● **Task data**
* * * *
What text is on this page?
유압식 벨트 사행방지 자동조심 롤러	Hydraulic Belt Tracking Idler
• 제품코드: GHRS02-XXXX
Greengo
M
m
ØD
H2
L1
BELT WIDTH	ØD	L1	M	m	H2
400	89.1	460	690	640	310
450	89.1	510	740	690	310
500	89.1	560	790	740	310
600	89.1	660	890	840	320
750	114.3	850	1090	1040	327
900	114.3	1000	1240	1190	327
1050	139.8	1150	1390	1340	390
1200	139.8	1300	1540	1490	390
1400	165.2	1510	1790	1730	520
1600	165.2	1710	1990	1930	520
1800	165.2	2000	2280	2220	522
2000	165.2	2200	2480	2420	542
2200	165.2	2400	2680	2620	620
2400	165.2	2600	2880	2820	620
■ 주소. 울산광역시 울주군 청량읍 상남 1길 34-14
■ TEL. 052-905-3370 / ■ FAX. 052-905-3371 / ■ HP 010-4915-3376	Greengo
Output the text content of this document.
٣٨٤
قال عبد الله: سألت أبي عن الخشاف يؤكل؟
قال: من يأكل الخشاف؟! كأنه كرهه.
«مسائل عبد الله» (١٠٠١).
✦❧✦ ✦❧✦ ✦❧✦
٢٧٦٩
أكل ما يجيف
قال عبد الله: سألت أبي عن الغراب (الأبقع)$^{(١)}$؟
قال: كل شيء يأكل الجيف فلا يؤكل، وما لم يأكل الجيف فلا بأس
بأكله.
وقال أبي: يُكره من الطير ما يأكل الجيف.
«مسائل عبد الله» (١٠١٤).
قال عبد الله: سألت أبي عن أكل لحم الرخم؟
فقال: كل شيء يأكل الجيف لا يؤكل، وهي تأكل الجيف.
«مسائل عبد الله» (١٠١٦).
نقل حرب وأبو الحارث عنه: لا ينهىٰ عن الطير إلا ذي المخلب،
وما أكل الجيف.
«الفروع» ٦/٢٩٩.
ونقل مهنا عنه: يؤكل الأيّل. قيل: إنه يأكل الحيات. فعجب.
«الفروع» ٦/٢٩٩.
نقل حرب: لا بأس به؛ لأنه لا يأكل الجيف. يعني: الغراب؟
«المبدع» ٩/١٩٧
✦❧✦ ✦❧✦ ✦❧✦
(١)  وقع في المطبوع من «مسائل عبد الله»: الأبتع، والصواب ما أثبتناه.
* * * *
● **The request**
Gather up, from the records above, each line where the word "الله" appears.

● **Task output**
قال عبد الله: سألت أبي عن الخشاف يؤكل؟
«مسائل عبد الله» (١٠٠١).
قال عبد الله: سألت أبي عن الغراب (الأبقع)$^{(١)}$؟
«مسائل عبد الله» (١٠١٤).
قال عبد الله: سألت أبي عن أكل لحم الرخم؟
«مسائل عبد الله» (١٠١٦).
(١)  وقع في المطبوع من «مسائل عبد الله»: الأبتع، والصواب ما أثبتناه.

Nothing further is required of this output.